[Start of LISTED RECORDS]

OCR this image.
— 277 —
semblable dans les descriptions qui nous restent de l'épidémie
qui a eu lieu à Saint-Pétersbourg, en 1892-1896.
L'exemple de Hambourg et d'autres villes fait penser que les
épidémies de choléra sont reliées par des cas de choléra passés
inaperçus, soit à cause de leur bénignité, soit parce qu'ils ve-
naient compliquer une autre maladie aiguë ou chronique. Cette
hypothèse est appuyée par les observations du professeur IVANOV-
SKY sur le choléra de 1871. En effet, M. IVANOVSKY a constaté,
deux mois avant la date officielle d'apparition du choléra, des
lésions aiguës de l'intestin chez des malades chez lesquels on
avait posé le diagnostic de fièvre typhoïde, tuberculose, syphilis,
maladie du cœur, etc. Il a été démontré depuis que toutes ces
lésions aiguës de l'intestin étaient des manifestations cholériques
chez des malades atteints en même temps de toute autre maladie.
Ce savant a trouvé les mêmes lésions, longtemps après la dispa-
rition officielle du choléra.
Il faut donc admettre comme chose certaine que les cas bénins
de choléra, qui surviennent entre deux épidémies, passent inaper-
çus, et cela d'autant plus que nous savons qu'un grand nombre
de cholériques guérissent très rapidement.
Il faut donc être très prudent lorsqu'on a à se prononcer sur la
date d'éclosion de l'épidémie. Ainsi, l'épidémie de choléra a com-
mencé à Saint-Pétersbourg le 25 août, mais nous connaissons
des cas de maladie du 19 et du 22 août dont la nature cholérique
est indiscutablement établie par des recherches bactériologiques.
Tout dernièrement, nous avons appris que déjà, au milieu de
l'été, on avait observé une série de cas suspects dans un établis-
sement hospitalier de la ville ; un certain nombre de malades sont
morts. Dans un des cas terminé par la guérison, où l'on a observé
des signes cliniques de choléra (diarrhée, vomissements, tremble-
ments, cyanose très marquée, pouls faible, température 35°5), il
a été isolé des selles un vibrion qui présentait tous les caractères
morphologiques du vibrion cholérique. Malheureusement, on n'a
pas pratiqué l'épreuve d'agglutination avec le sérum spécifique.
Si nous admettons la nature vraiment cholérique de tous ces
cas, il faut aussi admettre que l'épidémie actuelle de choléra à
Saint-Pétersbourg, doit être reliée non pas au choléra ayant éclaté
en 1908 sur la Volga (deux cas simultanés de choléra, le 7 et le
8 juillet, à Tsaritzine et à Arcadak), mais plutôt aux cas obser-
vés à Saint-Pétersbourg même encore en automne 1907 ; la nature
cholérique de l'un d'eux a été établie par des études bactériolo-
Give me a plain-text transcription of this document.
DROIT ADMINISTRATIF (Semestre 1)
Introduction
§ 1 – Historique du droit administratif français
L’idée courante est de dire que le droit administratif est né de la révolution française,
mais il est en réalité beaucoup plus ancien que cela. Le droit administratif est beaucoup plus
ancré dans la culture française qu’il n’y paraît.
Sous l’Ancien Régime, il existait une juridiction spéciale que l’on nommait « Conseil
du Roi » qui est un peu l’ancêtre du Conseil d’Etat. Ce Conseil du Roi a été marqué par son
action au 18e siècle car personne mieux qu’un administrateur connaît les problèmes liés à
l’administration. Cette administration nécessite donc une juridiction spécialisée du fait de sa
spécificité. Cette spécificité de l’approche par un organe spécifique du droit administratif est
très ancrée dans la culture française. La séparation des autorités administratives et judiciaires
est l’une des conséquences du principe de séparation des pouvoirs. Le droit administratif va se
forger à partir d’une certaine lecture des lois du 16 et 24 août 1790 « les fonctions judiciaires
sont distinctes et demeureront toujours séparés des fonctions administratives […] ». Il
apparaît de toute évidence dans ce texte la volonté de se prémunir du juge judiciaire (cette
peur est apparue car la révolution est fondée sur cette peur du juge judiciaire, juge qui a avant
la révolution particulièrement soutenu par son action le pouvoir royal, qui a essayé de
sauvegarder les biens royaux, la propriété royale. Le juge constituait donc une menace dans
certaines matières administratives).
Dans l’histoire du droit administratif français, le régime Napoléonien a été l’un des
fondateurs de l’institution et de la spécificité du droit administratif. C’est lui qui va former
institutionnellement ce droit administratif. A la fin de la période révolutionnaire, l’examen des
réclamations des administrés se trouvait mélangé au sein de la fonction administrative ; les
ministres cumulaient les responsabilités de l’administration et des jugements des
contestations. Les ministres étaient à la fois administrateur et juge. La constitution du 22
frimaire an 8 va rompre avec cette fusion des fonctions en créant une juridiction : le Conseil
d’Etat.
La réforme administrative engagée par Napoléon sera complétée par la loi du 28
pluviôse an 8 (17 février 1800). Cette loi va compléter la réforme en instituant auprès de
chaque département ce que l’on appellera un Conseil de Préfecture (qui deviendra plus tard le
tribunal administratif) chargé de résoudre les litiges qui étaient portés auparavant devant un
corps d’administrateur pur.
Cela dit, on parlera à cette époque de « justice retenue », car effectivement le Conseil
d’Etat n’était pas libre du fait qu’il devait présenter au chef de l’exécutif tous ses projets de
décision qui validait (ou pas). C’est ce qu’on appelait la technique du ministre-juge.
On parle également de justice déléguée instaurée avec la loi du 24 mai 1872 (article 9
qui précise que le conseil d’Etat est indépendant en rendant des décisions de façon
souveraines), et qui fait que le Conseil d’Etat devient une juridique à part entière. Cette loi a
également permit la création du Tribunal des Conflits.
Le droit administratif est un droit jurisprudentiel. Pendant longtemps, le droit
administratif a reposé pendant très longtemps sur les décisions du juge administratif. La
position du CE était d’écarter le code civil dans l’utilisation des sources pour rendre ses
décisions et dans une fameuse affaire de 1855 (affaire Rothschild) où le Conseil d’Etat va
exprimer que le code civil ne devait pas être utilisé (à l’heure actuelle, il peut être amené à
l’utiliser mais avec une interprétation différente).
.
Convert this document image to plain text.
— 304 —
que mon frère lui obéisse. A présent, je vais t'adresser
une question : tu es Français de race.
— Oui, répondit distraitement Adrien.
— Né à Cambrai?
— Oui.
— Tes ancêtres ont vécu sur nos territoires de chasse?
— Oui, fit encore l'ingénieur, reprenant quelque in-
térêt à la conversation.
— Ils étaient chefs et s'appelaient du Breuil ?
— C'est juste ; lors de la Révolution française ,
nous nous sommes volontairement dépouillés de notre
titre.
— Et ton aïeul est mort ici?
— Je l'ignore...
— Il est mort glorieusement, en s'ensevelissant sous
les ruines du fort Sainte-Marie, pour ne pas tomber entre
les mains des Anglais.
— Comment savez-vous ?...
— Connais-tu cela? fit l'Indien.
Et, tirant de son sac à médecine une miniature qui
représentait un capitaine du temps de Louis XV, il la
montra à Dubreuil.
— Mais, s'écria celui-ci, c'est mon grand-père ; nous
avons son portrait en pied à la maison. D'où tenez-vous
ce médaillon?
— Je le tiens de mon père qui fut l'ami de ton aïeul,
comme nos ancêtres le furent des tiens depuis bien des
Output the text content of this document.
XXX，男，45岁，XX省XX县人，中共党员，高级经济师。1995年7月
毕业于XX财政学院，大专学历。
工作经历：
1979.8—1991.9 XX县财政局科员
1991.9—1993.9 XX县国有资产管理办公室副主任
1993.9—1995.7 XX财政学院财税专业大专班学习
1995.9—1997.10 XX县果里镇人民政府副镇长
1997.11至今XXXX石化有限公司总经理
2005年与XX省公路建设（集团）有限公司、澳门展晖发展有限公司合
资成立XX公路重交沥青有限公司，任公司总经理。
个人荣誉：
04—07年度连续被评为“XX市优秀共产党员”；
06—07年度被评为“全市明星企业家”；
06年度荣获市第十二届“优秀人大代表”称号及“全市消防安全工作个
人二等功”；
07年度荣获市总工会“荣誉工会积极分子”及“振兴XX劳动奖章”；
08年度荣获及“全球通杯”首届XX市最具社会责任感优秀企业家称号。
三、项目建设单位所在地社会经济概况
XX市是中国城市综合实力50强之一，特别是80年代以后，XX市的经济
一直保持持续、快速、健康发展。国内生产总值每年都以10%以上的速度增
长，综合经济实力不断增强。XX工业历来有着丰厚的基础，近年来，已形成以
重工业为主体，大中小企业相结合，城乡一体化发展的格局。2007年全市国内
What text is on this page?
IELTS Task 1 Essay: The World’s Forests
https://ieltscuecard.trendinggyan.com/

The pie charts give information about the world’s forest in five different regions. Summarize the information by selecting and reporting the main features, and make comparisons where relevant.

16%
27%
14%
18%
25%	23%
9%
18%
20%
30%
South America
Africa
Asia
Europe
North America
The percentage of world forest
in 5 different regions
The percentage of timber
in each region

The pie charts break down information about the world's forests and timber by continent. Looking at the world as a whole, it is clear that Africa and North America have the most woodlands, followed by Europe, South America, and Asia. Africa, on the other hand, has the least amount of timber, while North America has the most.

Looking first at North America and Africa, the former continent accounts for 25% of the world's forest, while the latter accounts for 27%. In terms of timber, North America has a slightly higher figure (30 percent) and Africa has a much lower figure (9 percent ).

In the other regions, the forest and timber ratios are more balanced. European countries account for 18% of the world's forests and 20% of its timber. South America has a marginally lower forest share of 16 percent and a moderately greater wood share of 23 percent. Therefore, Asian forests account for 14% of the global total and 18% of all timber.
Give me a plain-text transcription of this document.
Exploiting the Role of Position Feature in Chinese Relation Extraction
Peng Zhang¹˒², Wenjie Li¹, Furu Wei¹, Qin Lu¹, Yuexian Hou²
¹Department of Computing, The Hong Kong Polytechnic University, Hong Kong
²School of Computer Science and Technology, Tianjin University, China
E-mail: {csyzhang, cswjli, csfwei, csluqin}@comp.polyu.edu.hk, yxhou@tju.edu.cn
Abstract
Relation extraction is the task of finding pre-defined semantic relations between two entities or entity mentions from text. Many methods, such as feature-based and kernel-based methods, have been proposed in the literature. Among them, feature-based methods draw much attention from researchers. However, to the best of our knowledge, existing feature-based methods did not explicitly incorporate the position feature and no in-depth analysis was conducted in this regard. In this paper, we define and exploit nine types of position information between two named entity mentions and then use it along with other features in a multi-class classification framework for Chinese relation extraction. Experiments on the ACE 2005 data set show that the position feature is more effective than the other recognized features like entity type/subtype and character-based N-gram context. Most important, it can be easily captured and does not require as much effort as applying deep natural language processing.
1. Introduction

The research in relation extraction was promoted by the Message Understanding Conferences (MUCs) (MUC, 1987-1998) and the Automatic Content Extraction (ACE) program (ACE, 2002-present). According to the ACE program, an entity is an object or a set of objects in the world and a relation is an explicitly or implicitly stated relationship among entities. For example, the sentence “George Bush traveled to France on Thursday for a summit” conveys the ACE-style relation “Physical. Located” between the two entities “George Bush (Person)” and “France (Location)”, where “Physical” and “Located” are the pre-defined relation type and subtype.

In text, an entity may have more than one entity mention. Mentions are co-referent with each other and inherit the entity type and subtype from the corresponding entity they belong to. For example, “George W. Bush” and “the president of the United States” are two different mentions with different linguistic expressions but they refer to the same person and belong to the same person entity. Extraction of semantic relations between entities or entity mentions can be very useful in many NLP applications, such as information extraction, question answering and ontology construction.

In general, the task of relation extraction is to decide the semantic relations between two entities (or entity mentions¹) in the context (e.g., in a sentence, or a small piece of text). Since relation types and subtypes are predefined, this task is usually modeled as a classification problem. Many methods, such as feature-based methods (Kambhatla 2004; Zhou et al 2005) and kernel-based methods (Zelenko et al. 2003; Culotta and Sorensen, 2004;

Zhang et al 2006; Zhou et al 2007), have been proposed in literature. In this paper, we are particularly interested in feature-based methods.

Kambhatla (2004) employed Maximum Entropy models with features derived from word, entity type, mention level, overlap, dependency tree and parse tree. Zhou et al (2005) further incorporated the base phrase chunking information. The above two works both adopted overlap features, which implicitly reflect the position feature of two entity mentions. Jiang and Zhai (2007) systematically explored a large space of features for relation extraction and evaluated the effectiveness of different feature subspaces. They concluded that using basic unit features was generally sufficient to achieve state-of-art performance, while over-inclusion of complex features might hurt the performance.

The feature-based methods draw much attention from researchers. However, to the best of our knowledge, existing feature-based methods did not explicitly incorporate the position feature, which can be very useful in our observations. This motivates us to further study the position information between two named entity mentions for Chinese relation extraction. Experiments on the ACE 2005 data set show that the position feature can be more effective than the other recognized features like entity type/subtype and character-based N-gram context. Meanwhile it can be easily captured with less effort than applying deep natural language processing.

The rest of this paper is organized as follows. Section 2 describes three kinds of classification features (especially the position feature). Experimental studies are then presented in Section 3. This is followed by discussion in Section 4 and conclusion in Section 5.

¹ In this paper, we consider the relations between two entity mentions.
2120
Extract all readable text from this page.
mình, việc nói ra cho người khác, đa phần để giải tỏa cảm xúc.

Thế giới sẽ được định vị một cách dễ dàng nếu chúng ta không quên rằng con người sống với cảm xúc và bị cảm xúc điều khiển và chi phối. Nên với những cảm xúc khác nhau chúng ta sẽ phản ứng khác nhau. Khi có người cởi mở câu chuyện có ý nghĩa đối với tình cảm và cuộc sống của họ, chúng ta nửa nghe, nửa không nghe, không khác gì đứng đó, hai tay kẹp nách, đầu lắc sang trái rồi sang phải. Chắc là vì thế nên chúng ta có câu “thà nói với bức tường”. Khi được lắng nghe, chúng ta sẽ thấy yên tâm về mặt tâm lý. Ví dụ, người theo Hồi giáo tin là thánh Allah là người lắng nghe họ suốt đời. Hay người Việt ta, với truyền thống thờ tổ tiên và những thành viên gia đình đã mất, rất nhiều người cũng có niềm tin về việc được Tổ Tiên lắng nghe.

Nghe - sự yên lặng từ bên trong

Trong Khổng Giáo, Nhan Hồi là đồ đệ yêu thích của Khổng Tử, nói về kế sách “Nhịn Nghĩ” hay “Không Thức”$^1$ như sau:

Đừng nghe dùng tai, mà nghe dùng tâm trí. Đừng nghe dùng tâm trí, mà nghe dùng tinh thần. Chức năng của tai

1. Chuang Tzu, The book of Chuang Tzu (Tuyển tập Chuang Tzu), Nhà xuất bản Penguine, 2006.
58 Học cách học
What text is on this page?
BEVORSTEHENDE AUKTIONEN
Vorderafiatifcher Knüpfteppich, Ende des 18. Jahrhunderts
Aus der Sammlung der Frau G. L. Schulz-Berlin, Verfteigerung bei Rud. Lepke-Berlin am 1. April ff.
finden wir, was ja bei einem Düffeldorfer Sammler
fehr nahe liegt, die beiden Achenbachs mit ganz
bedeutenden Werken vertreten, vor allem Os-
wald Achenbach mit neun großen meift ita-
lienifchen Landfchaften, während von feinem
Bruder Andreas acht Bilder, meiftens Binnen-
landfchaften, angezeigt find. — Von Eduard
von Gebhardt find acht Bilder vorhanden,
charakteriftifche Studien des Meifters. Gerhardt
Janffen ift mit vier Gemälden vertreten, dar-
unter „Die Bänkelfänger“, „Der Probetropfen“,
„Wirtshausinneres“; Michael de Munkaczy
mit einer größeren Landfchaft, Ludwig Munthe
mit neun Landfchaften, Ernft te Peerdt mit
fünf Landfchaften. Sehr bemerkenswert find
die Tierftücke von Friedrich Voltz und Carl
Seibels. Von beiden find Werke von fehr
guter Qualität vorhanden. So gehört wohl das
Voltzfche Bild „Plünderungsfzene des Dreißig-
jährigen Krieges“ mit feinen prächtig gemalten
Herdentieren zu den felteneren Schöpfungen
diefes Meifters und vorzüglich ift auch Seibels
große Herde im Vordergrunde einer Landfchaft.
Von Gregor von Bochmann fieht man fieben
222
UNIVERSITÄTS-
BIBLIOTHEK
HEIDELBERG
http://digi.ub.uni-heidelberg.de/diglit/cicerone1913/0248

[End of LISTED RECORDS]

__TASK REQUIREMENTS__: Copy each line of the listing that includes "étaient".

__RESULT__:
lésions aiguës de l'intestin étaient des manifestations cholériques
contestations. Les ministres étaient à la fois administrateur et juge. La constitution du 22
tribunal administratif) chargé de résoudre les litiges qui étaient portés auparavant devant un
— Ils étaient chefs et s'appelaient du Breuil ?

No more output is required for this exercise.